━━ DATA LISTING ━━

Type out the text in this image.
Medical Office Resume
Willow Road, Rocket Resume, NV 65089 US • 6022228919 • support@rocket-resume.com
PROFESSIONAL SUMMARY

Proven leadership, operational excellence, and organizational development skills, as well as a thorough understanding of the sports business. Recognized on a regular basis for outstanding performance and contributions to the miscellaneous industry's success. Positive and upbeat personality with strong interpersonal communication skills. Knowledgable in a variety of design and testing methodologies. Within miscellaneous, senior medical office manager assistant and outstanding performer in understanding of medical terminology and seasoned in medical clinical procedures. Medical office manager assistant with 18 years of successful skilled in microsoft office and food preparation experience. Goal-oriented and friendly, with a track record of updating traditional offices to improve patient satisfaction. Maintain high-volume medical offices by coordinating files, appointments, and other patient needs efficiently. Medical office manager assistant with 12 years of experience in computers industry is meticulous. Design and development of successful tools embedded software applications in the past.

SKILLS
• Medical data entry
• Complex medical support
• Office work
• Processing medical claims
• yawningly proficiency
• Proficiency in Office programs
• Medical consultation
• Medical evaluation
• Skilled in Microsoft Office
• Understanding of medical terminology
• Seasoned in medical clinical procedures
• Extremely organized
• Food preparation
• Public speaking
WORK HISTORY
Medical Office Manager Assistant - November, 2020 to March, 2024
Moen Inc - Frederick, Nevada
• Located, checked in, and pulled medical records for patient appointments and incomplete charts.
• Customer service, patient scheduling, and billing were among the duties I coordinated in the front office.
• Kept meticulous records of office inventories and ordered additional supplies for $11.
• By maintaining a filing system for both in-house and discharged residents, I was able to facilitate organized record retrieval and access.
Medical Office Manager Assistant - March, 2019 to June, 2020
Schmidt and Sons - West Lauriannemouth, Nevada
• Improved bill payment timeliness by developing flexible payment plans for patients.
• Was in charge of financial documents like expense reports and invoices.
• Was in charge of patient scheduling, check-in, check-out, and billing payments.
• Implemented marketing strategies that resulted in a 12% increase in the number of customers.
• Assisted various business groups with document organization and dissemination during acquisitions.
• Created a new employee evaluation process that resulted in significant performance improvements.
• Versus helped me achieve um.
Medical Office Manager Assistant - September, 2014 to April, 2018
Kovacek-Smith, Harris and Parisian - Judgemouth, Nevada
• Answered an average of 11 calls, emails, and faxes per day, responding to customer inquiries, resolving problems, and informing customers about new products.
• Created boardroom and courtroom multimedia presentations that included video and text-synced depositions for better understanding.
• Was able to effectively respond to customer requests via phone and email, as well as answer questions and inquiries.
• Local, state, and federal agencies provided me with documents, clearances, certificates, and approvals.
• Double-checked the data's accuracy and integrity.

━━━

- YOUR TASK -
The task requires an exact copy of all the lines above.

- RESULT OF THIS TASK -
Type out the text in this image.
Medical Office Resume
Willow Road, Rocket Resume, NV 65089 US • 6022228919 • support@rocket-resume.com
PROFESSIONAL SUMMARY

Proven leadership, operational excellence, and organizational development skills, as well as a thorough understanding of the sports business. Recognized on a regular basis for outstanding performance and contributions to the miscellaneous industry's success. Positive and upbeat personality with strong interpersonal communication skills. Knowledgable in a variety of design and testing methodologies. Within miscellaneous, senior medical office manager assistant and outstanding performer in understanding of medical terminology and seasoned in medical clinical procedures. Medical office manager assistant with 18 years of successful skilled in microsoft office and food preparation experience. Goal-oriented and friendly, with a track record of updating traditional offices to improve patient satisfaction. Maintain high-volume medical offices by coordinating files, appointments, and other patient needs efficiently. Medical office manager assistant with 12 years of experience in computers industry is meticulous. Design and development of successful tools embedded software applications in the past.

SKILLS
• Medical data entry
• Complex medical support
• Office work
• Processing medical claims
• yawningly proficiency
• Proficiency in Office programs
• Medical consultation
• Medical evaluation
• Skilled in Microsoft Office
• Understanding of medical terminology
• Seasoned in medical clinical procedures
• Extremely organized
• Food preparation
• Public speaking
WORK HISTORY
Medical Office Manager Assistant - November, 2020 to March, 2024
Moen Inc - Frederick, Nevada
• Located, checked in, and pulled medical records for patient appointments and incomplete charts.
• Customer service, patient scheduling, and billing were among the duties I coordinated in the front office.
• Kept meticulous records of office inventories and ordered additional supplies for $11.
• By maintaining a filing system for both in-house and discharged residents, I was able to facilitate organized record retrieval and access.
Medical Office Manager Assistant - March, 2019 to June, 2020
Schmidt and Sons - West Lauriannemouth, Nevada
• Improved bill payment timeliness by developing flexible payment plans for patients.
• Was in charge of financial documents like expense reports and invoices.
• Was in charge of patient scheduling, check-in, check-out, and billing payments.
• Implemented marketing strategies that resulted in a 12% increase in the number of customers.
• Assisted various business groups with document organization and dissemination during acquisitions.
• Created a new employee evaluation process that resulted in significant performance improvements.
• Versus helped me achieve um.
Medical Office Manager Assistant - September, 2014 to April, 2018
Kovacek-Smith, Harris and Parisian - Judgemouth, Nevada
• Answered an average of 11 calls, emails, and faxes per day, responding to customer inquiries, resolving problems, and informing customers about new products.
• Created boardroom and courtroom multimedia presentations that included video and text-synced depositions for better understanding.
• Was able to effectively respond to customer requests via phone and email, as well as answer questions and inquiries.
• Local, state, and federal agencies provided me with documents, clearances, certificates, and approvals.
• Double-checked the data's accuracy and integrity.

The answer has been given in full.